===== GIVEN INFORMATION

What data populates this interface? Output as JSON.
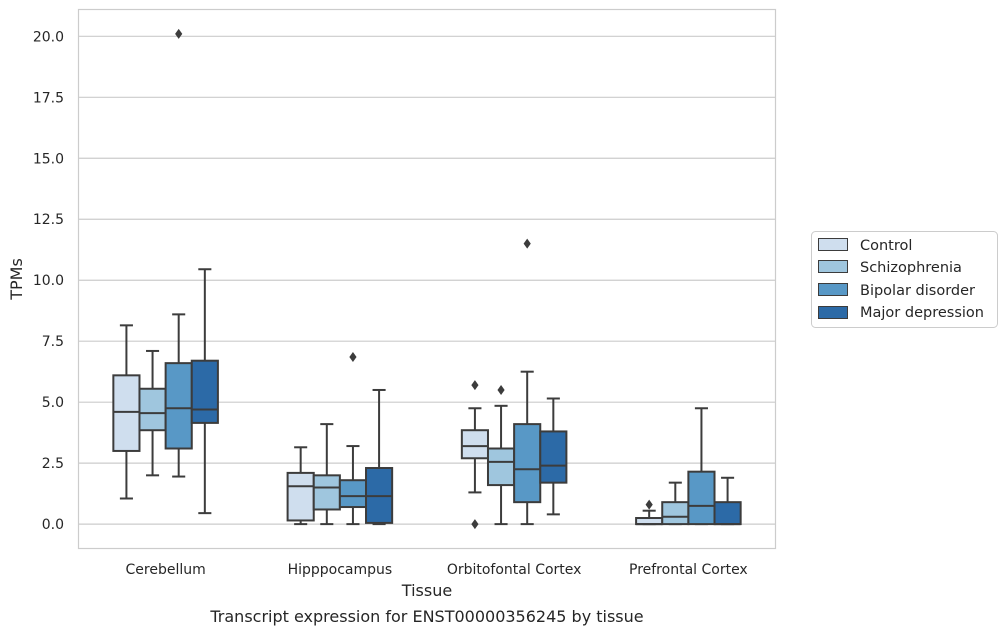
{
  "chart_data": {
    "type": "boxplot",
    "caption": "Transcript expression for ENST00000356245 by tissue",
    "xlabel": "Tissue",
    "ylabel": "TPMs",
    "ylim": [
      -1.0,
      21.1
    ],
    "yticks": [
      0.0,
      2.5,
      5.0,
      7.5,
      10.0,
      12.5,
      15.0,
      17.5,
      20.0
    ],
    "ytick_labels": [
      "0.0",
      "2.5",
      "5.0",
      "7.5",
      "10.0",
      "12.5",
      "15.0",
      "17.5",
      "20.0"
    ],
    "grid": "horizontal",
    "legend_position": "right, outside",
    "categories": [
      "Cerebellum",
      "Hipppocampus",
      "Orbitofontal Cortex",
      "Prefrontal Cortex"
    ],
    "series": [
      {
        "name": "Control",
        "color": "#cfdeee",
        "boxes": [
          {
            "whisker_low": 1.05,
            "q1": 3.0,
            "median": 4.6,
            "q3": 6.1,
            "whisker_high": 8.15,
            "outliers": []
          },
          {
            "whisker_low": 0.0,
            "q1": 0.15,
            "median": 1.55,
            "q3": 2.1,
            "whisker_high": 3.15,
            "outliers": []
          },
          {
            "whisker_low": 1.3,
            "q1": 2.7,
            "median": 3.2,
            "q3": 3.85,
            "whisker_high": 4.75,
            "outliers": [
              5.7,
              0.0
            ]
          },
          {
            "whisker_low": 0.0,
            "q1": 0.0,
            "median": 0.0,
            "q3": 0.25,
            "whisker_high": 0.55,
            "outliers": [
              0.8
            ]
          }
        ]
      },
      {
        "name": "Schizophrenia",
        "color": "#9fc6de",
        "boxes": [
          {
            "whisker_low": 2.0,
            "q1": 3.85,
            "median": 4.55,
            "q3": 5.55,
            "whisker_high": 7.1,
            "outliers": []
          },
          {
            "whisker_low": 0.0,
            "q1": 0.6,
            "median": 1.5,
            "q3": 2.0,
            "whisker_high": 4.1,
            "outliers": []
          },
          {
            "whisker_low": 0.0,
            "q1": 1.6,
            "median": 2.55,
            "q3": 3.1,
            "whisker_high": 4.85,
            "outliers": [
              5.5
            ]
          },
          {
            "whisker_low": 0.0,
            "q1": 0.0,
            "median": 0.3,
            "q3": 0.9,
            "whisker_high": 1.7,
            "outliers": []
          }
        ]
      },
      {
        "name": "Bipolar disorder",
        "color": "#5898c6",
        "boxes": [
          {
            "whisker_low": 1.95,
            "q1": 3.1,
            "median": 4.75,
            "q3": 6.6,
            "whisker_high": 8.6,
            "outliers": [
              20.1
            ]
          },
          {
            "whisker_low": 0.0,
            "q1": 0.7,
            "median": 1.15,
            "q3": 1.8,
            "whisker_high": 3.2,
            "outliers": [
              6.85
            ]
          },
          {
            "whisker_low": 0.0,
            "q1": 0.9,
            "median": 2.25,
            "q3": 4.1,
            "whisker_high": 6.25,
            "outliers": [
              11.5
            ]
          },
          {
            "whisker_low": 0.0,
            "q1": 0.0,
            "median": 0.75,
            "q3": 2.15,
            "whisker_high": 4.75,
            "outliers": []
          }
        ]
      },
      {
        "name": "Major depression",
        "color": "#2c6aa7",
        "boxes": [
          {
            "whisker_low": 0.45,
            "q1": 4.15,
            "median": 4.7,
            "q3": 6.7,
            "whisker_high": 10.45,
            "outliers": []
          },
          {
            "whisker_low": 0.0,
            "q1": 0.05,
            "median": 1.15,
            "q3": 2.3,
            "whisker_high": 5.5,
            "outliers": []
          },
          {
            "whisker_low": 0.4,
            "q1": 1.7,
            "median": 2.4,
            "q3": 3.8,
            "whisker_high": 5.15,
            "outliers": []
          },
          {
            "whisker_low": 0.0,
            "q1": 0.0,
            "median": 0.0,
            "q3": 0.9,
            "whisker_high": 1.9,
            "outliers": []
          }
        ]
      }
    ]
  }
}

==========
===== GIVEN INFORMATION

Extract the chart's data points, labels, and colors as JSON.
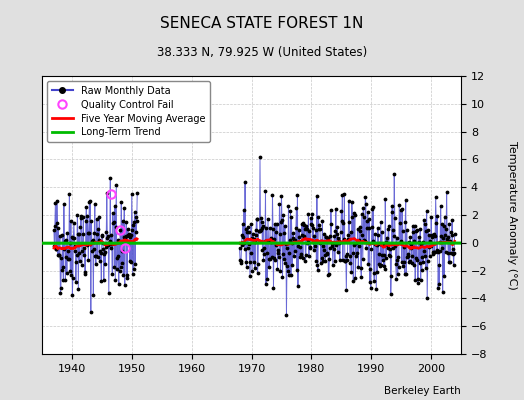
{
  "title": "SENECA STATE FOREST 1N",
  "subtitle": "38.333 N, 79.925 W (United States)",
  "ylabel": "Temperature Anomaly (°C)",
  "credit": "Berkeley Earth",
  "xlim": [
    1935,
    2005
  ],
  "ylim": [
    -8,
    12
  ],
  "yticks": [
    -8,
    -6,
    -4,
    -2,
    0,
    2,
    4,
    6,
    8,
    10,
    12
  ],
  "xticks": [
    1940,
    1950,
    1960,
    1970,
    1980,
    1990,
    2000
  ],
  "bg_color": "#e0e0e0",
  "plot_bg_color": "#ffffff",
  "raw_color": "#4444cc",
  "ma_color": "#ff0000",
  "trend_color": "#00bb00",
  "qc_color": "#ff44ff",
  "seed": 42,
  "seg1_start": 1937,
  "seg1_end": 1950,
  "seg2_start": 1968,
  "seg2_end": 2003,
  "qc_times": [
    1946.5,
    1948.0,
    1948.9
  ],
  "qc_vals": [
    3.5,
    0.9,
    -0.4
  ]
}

==========

### WHAT YOU ARE ASKED TO DO
Using the material above, copy every line in which the string "ylabel" occurs.

### ANSWER FOR THE TASK
    "ylabel": "TPMs",
  "ylabel": "Temperature Anomaly (°C)",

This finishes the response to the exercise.